STATED EXERCISE >>
Search the records that follow and extract every line containing the string "from".

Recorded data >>
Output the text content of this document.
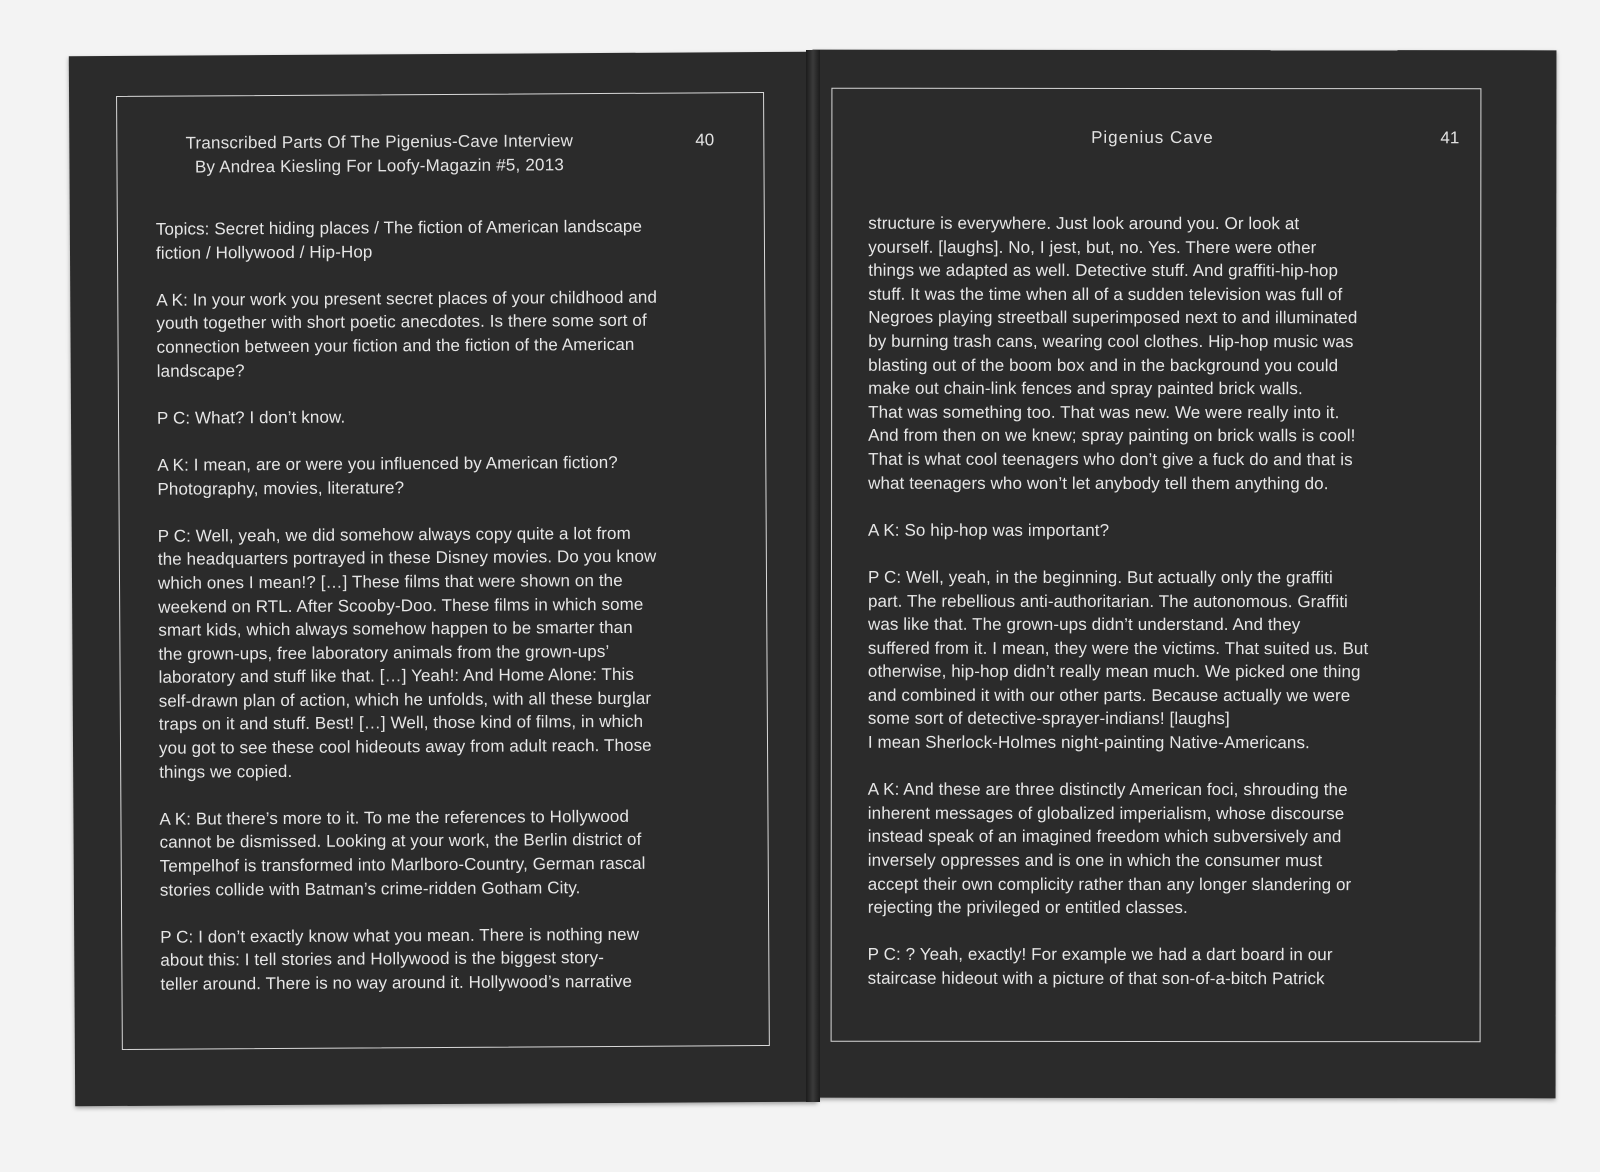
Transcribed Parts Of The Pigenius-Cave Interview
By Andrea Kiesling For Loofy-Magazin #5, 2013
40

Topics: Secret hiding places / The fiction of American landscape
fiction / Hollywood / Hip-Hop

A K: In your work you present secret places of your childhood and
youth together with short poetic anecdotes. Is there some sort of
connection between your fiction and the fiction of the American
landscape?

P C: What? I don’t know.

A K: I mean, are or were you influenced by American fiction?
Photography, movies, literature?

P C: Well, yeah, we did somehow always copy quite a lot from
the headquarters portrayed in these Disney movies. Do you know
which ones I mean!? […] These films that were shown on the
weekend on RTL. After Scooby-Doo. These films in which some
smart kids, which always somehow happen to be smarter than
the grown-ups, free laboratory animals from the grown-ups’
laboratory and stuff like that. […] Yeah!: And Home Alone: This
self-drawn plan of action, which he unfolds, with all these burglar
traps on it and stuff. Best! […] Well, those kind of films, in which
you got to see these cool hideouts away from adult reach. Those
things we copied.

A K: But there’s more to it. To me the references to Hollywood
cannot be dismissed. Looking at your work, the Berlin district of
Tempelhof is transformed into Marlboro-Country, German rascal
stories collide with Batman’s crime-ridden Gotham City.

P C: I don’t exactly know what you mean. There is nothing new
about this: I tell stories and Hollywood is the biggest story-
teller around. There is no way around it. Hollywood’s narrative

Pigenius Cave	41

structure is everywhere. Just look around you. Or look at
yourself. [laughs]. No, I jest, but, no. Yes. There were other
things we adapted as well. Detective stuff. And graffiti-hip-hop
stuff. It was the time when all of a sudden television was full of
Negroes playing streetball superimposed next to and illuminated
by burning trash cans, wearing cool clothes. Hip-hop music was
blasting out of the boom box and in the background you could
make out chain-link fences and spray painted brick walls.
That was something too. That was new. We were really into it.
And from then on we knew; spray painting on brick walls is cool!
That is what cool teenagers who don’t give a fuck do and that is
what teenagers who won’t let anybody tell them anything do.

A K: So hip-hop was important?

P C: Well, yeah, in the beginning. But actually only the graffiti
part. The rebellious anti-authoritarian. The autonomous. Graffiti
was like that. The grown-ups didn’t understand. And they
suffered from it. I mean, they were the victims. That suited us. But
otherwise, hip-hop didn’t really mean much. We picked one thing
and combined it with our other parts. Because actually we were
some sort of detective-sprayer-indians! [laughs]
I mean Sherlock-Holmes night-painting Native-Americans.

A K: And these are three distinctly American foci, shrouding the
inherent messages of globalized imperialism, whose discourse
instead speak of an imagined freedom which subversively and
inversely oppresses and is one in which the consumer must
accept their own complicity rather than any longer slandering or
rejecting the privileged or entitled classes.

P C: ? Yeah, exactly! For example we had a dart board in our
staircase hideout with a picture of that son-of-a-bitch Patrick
---
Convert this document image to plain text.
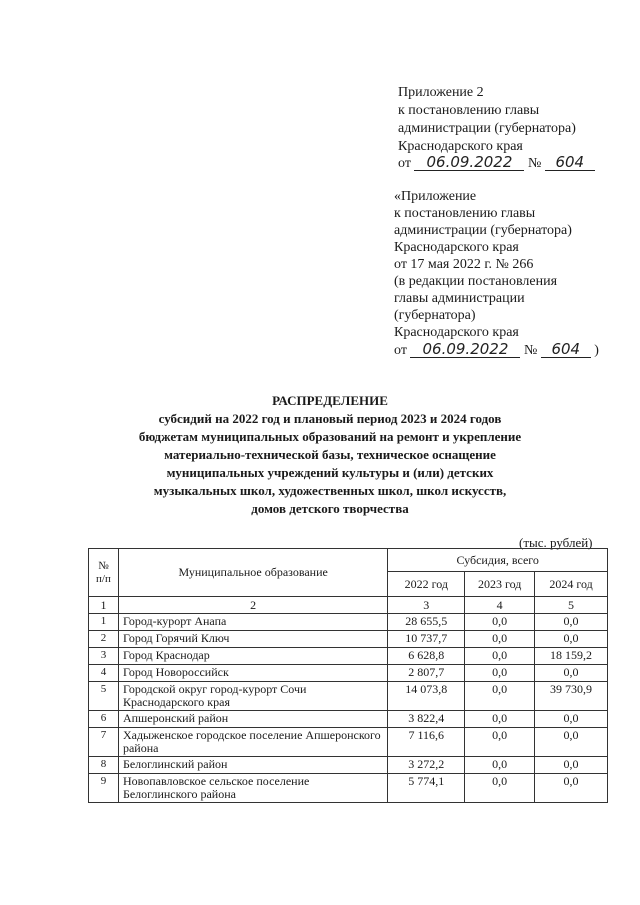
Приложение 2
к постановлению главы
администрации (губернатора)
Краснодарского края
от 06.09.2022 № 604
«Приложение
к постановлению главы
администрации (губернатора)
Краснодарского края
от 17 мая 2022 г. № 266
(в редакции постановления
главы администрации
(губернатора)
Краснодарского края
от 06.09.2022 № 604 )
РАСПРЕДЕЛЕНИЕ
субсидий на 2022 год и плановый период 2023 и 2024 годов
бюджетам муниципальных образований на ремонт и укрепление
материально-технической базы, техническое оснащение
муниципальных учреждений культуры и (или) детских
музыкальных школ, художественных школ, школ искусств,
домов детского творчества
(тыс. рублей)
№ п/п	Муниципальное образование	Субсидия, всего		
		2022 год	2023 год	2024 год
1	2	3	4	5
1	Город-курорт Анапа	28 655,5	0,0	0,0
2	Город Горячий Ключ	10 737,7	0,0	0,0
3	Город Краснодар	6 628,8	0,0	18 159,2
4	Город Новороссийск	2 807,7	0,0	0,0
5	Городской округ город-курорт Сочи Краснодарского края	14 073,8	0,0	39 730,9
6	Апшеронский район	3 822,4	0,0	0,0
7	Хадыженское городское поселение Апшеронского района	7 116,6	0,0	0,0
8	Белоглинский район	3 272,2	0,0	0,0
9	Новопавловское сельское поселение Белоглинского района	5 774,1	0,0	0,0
...
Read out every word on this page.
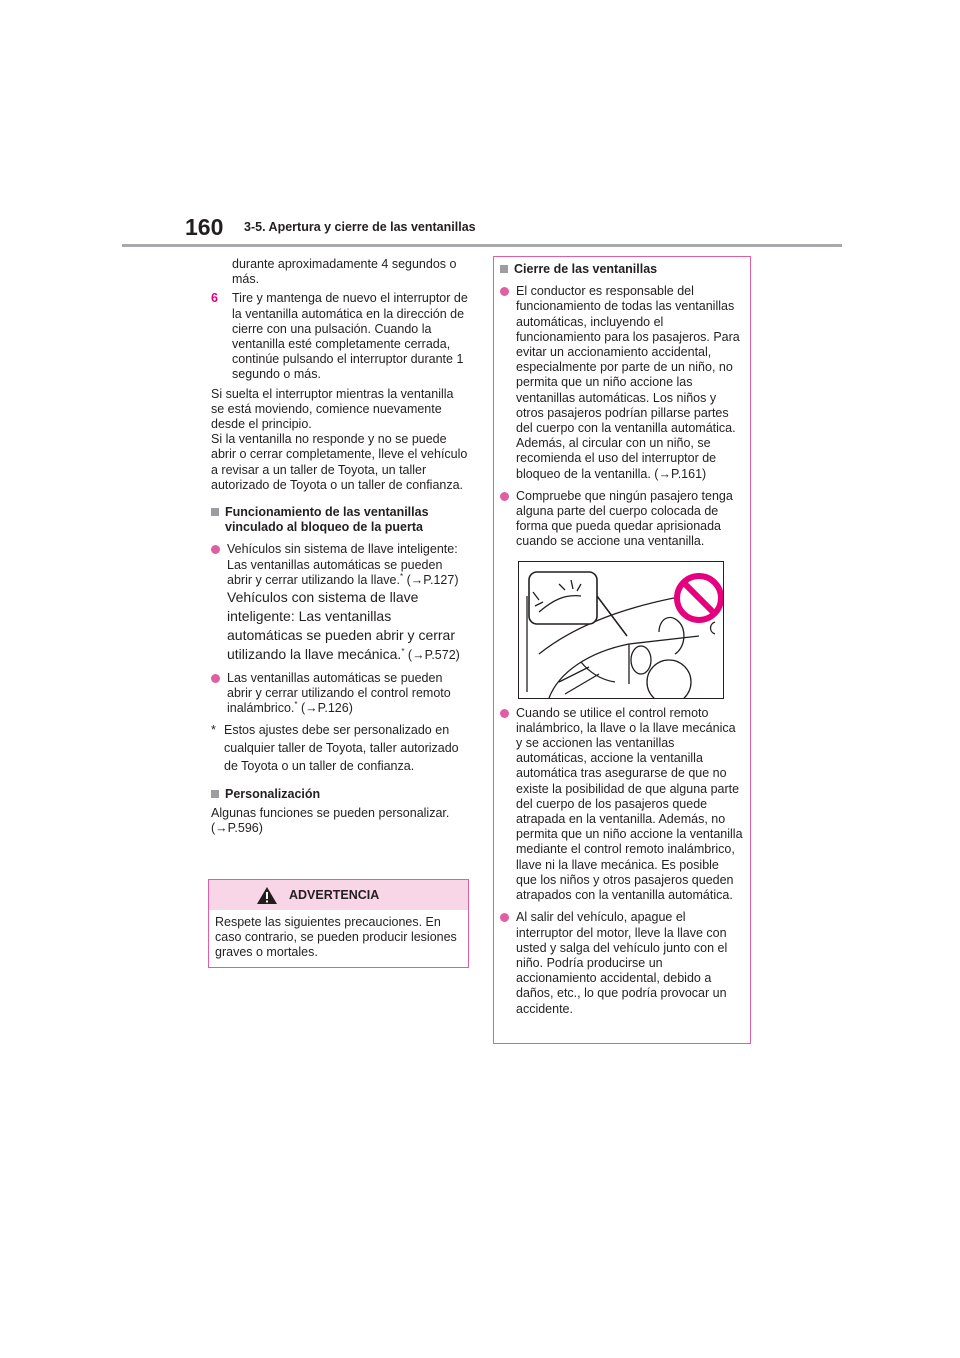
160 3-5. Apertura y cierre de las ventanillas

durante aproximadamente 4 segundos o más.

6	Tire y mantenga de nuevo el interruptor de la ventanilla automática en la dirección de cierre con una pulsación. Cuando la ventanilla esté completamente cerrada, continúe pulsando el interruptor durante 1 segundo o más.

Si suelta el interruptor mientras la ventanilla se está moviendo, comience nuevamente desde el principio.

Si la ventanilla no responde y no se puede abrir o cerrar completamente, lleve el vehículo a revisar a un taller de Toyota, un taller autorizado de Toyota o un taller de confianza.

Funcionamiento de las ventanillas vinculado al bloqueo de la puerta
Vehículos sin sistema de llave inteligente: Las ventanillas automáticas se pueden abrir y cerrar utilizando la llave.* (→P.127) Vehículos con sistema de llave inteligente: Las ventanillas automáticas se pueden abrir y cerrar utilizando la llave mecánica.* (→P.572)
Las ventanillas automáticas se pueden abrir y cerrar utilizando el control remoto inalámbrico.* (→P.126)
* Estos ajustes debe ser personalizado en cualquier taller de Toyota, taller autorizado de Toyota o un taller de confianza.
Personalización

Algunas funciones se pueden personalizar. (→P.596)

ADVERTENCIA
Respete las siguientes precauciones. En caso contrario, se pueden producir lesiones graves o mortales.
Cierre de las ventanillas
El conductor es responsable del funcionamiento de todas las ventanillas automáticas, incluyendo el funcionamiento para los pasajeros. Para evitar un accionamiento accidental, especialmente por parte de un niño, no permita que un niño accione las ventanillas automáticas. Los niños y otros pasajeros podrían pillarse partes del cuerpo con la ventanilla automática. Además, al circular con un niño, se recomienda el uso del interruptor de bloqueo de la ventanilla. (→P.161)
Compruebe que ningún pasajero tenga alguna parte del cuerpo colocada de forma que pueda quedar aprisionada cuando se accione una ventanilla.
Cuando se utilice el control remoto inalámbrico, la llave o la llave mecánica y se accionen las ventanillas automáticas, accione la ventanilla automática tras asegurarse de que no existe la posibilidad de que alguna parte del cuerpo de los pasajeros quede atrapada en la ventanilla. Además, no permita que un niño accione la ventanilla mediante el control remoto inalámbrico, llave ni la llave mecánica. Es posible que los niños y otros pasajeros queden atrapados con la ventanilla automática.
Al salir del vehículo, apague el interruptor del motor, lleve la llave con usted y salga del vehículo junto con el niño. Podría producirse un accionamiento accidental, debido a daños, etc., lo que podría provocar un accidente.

THE RESPONSE >>
P C: Well, yeah, we did somehow always copy quite a lot from
the grown-ups, free laboratory animals from the grown-ups’
you got to see these cool hideouts away from adult reach. Those
And from then on we knew; spray painting on brick walls is cool!
suffered from it. I mean, they were the victims. That suited us. But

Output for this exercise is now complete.